ENTRIES:
★ ★ ★ ★
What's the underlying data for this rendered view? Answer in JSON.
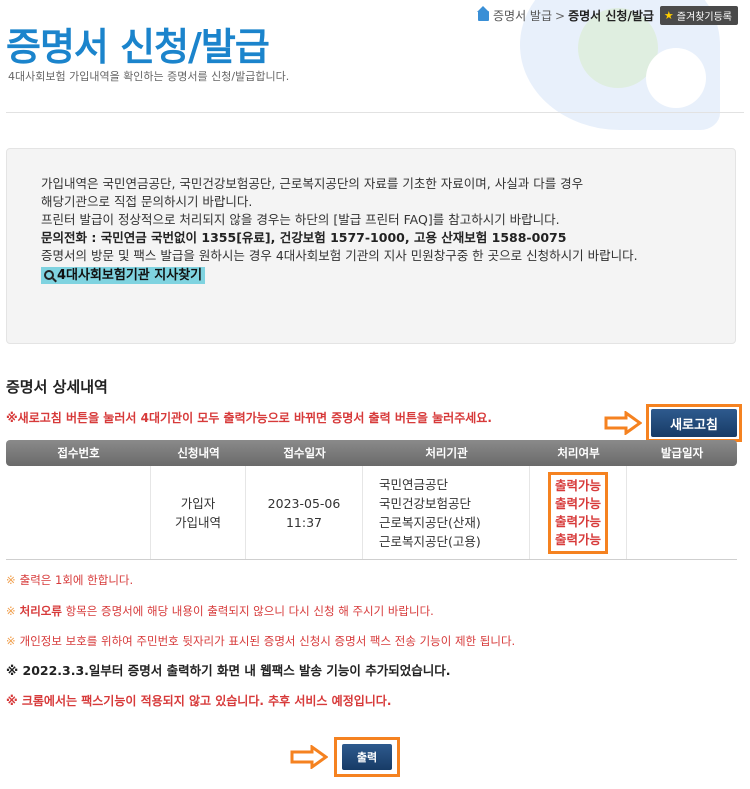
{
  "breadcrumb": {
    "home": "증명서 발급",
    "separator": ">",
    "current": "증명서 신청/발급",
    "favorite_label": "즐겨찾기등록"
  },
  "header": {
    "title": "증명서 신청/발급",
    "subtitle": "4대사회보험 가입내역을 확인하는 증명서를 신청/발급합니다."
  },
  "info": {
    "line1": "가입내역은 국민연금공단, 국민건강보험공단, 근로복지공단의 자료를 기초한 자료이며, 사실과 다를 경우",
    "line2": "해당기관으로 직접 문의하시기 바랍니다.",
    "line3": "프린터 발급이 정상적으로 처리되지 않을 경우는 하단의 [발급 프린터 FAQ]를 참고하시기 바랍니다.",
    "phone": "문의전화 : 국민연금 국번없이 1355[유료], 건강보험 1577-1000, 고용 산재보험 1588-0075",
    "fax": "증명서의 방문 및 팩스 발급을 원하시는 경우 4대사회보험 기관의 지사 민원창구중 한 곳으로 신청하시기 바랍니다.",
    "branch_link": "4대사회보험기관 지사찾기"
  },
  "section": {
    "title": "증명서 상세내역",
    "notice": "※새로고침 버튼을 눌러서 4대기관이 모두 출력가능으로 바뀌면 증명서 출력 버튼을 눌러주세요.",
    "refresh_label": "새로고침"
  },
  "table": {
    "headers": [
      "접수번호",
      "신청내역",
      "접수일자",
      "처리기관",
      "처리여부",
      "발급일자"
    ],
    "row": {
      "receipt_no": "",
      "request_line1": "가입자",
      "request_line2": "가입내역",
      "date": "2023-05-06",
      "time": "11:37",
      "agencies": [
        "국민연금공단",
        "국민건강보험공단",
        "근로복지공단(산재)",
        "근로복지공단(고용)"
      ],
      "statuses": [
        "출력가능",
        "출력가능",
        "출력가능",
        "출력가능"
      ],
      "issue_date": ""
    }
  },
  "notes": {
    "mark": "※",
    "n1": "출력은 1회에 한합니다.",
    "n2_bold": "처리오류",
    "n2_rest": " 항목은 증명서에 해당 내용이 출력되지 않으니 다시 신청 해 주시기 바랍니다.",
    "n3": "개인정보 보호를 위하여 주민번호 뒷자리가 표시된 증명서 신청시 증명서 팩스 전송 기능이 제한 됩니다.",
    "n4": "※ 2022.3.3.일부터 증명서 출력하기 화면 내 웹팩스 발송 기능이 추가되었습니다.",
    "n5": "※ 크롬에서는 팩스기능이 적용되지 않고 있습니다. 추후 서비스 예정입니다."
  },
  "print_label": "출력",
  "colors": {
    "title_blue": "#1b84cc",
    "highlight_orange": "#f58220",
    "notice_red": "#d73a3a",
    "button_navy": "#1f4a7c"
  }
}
★ ★ ★ ★
WRITTEN PROBLEM:
Set the data above down again exactly as given, with no pictures.

SOLUTION FOR THIS TASK:
What's the underlying data for this rendered view? Answer in JSON.
{
  "breadcrumb": {
    "home": "증명서 발급",
    "separator": ">",
    "current": "증명서 신청/발급",
    "favorite_label": "즐겨찾기등록"
  },
  "header": {
    "title": "증명서 신청/발급",
    "subtitle": "4대사회보험 가입내역을 확인하는 증명서를 신청/발급합니다."
  },
  "info": {
    "line1": "가입내역은 국민연금공단, 국민건강보험공단, 근로복지공단의 자료를 기초한 자료이며, 사실과 다를 경우",
    "line2": "해당기관으로 직접 문의하시기 바랍니다.",
    "line3": "프린터 발급이 정상적으로 처리되지 않을 경우는 하단의 [발급 프린터 FAQ]를 참고하시기 바랍니다.",
    "phone": "문의전화 : 국민연금 국번없이 1355[유료], 건강보험 1577-1000, 고용 산재보험 1588-0075",
    "fax": "증명서의 방문 및 팩스 발급을 원하시는 경우 4대사회보험 기관의 지사 민원창구중 한 곳으로 신청하시기 바랍니다.",
    "branch_link": "4대사회보험기관 지사찾기"
  },
  "section": {
    "title": "증명서 상세내역",
    "notice": "※새로고침 버튼을 눌러서 4대기관이 모두 출력가능으로 바뀌면 증명서 출력 버튼을 눌러주세요.",
    "refresh_label": "새로고침"
  },
  "table": {
    "headers": [
      "접수번호",
      "신청내역",
      "접수일자",
      "처리기관",
      "처리여부",
      "발급일자"
    ],
    "row": {
      "receipt_no": "",
      "request_line1": "가입자",
      "request_line2": "가입내역",
      "date": "2023-05-06",
      "time": "11:37",
      "agencies": [
        "국민연금공단",
        "국민건강보험공단",
        "근로복지공단(산재)",
        "근로복지공단(고용)"
      ],
      "statuses": [
        "출력가능",
        "출력가능",
        "출력가능",
        "출력가능"
      ],
      "issue_date": ""
    }
  },
  "notes": {
    "mark": "※",
    "n1": "출력은 1회에 한합니다.",
    "n2_bold": "처리오류",
    "n2_rest": " 항목은 증명서에 해당 내용이 출력되지 않으니 다시 신청 해 주시기 바랍니다.",
    "n3": "개인정보 보호를 위하여 주민번호 뒷자리가 표시된 증명서 신청시 증명서 팩스 전송 기능이 제한 됩니다.",
    "n4": "※ 2022.3.3.일부터 증명서 출력하기 화면 내 웹팩스 발송 기능이 추가되었습니다.",
    "n5": "※ 크롬에서는 팩스기능이 적용되지 않고 있습니다. 추후 서비스 예정입니다."
  },
  "print_label": "출력",
  "colors": {
    "title_blue": "#1b84cc",
    "highlight_orange": "#f58220",
    "notice_red": "#d73a3a",
    "button_navy": "#1f4a7c"
  }
}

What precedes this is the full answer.